Items from a data source
◆ ◆ ◆ ◆ ◆ ◆ ◆
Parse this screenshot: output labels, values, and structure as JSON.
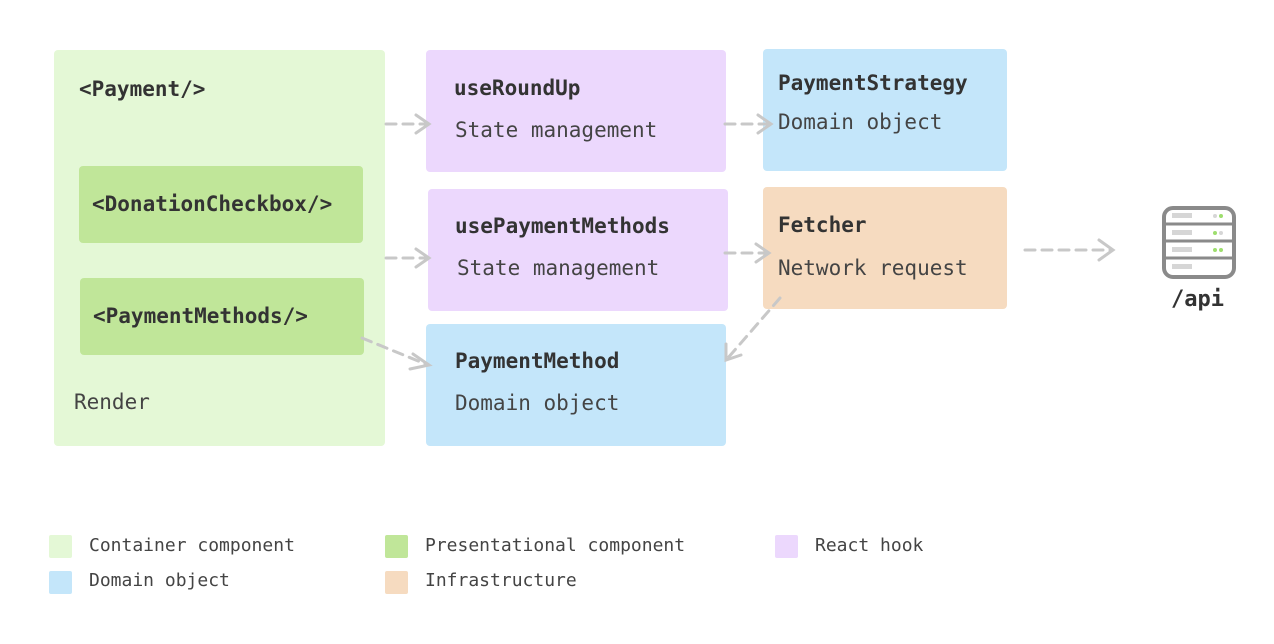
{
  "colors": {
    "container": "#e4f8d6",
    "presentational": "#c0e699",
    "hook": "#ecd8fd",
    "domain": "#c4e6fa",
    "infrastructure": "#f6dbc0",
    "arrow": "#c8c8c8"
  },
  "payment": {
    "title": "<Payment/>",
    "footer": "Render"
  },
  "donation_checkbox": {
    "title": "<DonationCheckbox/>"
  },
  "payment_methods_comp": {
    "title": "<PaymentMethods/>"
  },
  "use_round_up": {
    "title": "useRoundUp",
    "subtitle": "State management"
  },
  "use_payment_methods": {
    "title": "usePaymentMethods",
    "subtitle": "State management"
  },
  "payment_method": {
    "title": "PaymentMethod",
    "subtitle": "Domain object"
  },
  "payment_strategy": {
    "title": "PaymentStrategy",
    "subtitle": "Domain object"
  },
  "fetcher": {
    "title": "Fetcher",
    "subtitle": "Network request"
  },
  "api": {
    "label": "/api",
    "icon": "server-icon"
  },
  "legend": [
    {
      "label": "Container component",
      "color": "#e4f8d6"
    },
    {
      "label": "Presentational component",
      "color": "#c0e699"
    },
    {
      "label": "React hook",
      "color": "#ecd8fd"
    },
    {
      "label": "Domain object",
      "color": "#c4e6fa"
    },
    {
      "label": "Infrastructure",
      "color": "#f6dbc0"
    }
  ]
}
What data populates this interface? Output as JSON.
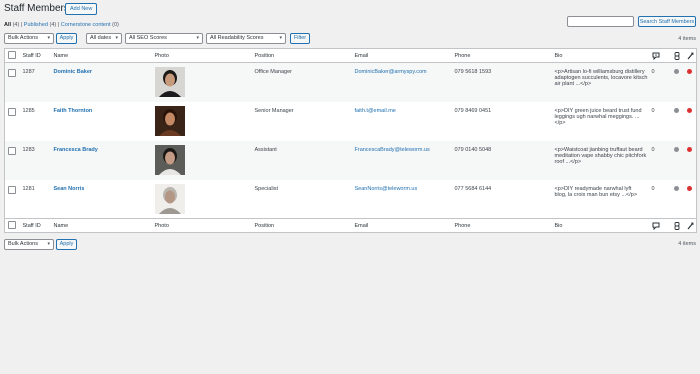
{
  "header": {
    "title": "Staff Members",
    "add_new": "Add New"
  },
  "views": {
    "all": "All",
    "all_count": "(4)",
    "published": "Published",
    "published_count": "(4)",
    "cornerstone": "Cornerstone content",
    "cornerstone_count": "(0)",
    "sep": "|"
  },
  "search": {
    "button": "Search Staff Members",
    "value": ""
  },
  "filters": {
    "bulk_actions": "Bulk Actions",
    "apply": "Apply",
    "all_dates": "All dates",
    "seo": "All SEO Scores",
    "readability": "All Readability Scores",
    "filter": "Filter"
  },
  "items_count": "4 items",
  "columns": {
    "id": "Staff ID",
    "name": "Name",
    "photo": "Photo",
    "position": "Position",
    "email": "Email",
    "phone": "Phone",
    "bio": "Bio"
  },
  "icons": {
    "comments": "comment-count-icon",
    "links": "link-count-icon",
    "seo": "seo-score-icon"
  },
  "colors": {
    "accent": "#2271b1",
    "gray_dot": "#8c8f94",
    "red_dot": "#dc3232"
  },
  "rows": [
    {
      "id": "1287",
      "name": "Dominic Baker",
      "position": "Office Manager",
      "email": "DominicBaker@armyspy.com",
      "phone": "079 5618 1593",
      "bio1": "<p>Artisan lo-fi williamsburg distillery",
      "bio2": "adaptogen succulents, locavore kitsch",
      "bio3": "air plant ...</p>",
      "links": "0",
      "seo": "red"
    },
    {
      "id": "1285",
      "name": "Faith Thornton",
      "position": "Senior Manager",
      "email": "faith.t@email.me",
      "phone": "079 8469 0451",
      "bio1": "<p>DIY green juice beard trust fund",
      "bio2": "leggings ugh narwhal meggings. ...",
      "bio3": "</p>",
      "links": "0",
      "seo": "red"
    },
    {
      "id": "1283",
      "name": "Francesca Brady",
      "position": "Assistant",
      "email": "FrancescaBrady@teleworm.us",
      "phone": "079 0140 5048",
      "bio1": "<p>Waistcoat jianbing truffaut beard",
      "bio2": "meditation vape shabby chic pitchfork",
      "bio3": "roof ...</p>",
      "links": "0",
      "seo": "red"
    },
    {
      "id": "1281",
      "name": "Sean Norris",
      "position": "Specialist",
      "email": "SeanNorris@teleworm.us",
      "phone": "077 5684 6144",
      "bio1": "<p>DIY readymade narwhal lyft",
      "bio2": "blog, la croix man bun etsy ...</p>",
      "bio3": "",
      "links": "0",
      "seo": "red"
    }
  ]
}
◆ ◆ ◆ ◆ ◆ ◆ ◆
> [Stated task] Ascertain the number of lines in the entries that include the word "beard", and report only that number.

> [Output] 2